WHAT THIS TASK INVOLVES: Extract every line below that contains the word "structured".

RECORDS SHOWN:

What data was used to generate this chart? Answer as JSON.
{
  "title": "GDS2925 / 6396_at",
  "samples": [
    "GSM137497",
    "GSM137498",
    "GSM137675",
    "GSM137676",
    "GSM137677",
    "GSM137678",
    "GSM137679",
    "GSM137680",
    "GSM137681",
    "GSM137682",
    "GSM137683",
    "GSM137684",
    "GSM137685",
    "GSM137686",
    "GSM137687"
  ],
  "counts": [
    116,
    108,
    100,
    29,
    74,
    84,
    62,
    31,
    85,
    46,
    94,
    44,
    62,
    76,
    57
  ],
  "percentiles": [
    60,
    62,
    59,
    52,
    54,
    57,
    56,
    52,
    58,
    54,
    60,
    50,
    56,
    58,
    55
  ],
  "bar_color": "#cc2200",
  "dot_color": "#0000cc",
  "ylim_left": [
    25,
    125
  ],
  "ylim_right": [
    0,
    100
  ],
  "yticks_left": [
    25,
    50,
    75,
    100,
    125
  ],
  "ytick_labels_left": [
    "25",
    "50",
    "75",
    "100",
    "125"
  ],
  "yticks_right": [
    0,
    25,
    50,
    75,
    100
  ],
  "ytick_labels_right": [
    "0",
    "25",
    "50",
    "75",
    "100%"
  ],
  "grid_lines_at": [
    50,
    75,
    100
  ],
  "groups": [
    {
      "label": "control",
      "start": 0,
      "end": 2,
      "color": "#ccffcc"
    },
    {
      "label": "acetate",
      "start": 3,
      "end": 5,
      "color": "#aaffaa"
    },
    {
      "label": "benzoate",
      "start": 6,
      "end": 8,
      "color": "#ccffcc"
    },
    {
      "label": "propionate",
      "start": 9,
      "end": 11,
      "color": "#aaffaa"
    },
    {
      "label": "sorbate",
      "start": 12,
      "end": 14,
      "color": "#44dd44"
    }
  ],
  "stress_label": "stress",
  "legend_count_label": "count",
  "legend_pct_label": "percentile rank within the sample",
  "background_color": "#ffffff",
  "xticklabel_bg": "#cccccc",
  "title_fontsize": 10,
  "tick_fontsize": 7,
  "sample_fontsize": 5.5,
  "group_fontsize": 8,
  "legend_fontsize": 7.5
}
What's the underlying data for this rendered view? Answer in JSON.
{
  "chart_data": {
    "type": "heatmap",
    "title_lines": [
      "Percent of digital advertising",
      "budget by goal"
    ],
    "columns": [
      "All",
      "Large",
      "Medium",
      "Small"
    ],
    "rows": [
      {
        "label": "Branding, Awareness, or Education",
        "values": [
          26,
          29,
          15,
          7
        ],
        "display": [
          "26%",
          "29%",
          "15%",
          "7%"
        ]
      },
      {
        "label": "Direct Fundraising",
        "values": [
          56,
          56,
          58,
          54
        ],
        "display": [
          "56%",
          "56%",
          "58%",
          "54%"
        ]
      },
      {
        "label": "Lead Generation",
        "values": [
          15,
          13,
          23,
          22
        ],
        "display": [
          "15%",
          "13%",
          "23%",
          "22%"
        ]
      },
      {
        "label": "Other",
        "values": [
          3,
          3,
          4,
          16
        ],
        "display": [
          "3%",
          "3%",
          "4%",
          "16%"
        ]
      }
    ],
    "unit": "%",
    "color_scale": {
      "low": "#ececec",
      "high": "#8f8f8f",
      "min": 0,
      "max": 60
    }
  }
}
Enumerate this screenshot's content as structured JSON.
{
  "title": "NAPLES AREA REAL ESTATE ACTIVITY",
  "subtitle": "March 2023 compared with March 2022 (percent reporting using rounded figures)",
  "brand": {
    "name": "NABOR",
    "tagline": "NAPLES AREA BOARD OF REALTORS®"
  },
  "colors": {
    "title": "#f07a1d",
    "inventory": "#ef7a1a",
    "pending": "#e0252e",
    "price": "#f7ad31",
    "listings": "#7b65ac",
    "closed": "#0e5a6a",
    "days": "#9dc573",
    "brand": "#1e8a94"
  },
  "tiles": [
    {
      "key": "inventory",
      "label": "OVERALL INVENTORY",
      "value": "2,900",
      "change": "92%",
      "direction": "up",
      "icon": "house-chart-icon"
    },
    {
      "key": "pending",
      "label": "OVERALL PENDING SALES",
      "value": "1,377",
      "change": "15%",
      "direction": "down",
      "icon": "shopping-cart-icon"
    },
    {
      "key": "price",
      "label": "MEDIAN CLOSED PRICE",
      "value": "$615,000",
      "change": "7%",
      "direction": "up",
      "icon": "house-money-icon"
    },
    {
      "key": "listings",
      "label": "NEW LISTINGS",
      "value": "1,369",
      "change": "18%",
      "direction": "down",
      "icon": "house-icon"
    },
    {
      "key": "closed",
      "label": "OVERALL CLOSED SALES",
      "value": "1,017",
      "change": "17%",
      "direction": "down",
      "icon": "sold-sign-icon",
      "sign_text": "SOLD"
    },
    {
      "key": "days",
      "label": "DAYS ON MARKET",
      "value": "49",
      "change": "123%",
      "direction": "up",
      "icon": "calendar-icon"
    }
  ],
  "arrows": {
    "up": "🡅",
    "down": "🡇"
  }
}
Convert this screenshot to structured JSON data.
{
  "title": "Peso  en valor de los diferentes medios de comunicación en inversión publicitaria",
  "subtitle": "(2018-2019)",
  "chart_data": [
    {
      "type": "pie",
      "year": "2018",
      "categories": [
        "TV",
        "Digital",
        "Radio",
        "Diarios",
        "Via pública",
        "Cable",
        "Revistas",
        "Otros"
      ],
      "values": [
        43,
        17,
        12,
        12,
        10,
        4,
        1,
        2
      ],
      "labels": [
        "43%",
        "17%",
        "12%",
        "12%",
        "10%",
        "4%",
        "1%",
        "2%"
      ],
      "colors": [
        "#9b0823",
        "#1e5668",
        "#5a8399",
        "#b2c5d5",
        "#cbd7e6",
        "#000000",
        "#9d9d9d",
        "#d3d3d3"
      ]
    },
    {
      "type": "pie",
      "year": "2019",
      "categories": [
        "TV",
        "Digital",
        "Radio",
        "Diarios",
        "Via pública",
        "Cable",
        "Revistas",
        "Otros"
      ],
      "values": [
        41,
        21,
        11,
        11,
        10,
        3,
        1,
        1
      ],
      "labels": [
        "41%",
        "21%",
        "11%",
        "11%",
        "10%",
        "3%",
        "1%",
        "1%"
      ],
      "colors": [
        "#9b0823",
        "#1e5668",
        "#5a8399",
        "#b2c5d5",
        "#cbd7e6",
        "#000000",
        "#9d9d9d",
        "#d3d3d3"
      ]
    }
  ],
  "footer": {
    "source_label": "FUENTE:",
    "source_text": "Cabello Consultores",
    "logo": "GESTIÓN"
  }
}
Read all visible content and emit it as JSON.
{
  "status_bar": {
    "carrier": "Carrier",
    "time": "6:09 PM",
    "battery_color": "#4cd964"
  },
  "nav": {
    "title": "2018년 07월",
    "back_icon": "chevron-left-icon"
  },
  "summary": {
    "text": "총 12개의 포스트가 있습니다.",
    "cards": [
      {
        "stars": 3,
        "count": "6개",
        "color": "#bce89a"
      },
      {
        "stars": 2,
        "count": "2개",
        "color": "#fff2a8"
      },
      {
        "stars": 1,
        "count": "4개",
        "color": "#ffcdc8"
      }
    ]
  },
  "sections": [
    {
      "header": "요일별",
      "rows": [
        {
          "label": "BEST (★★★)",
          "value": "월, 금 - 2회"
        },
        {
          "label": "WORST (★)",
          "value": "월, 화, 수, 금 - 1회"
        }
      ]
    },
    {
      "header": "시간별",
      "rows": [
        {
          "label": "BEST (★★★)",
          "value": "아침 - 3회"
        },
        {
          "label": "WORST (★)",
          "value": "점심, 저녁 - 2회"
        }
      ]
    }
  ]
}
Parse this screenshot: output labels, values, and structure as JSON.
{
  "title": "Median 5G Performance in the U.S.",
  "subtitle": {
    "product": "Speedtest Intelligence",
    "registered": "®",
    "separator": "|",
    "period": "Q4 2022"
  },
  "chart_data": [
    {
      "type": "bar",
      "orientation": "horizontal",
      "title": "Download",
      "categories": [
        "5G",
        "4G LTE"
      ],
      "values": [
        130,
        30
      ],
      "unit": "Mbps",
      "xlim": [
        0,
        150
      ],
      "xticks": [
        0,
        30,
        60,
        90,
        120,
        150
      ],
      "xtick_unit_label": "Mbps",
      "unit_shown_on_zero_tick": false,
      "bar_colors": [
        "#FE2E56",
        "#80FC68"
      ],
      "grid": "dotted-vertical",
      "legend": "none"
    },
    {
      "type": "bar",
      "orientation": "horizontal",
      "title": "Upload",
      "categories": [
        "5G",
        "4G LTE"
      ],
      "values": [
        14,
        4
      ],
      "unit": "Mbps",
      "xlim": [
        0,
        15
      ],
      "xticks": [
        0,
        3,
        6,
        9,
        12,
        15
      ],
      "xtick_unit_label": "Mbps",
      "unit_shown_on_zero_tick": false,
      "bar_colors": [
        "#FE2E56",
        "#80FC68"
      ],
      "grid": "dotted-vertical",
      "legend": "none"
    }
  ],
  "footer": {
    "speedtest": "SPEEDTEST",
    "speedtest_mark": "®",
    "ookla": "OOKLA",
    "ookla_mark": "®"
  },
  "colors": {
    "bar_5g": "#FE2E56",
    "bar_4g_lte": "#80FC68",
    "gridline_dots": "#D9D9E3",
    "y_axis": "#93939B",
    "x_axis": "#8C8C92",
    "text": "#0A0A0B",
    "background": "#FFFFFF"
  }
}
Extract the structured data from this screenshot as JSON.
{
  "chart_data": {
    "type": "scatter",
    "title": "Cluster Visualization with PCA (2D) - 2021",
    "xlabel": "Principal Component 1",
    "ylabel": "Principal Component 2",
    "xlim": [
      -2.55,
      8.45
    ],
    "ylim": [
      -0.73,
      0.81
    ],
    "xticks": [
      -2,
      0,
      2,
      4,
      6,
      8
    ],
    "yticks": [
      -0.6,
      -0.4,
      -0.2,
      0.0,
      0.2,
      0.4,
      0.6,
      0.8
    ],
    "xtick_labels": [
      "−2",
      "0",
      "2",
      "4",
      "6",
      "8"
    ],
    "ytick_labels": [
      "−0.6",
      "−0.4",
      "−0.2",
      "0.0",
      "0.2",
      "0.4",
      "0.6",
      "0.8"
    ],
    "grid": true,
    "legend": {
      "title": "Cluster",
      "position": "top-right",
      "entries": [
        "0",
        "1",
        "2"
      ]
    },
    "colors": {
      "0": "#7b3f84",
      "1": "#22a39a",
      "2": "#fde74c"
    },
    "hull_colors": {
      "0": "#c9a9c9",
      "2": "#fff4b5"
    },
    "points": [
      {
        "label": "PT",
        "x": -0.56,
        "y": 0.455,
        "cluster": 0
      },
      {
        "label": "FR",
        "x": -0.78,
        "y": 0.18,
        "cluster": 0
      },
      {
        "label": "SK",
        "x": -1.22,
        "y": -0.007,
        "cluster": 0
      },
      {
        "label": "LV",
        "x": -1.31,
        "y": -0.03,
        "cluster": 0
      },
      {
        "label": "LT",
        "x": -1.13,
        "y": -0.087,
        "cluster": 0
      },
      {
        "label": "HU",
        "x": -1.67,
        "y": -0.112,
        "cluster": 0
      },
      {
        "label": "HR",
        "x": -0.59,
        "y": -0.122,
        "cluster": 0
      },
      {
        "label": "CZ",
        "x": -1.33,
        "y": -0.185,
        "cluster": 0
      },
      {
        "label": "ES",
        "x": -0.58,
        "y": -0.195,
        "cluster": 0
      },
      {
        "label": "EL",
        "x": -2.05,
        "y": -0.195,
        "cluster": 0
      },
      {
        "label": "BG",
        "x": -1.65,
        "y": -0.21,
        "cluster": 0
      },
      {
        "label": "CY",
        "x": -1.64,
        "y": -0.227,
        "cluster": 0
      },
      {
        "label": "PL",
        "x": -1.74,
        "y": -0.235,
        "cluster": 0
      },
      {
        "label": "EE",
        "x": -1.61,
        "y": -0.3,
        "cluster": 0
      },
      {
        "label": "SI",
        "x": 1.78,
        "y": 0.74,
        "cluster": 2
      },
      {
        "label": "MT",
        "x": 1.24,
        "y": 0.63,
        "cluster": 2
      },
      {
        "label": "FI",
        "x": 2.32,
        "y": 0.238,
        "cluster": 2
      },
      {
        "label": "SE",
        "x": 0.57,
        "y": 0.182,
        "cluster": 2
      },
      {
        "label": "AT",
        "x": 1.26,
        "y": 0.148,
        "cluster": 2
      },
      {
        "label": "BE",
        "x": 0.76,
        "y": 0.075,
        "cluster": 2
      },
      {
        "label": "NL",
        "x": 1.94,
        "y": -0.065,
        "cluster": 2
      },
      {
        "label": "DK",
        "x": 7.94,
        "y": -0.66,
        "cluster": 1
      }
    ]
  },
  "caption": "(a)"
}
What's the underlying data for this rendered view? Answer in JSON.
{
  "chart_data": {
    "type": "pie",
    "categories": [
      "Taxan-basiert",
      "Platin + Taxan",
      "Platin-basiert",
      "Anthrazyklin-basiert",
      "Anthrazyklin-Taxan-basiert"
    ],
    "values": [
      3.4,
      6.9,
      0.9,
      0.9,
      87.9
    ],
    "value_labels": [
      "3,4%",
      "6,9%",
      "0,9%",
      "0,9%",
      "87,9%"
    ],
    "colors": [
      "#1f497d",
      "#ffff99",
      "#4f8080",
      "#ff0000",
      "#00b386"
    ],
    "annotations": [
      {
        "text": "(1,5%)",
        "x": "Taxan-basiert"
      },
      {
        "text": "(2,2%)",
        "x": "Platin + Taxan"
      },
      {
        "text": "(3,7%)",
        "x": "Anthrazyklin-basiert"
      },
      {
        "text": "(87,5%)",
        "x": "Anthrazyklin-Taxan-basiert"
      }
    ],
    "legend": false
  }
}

OUTPUT OF THE TASK:
Enumerate this screenshot's content as structured JSON.
Convert this screenshot to structured JSON data.
Extract the structured data from this screenshot as JSON.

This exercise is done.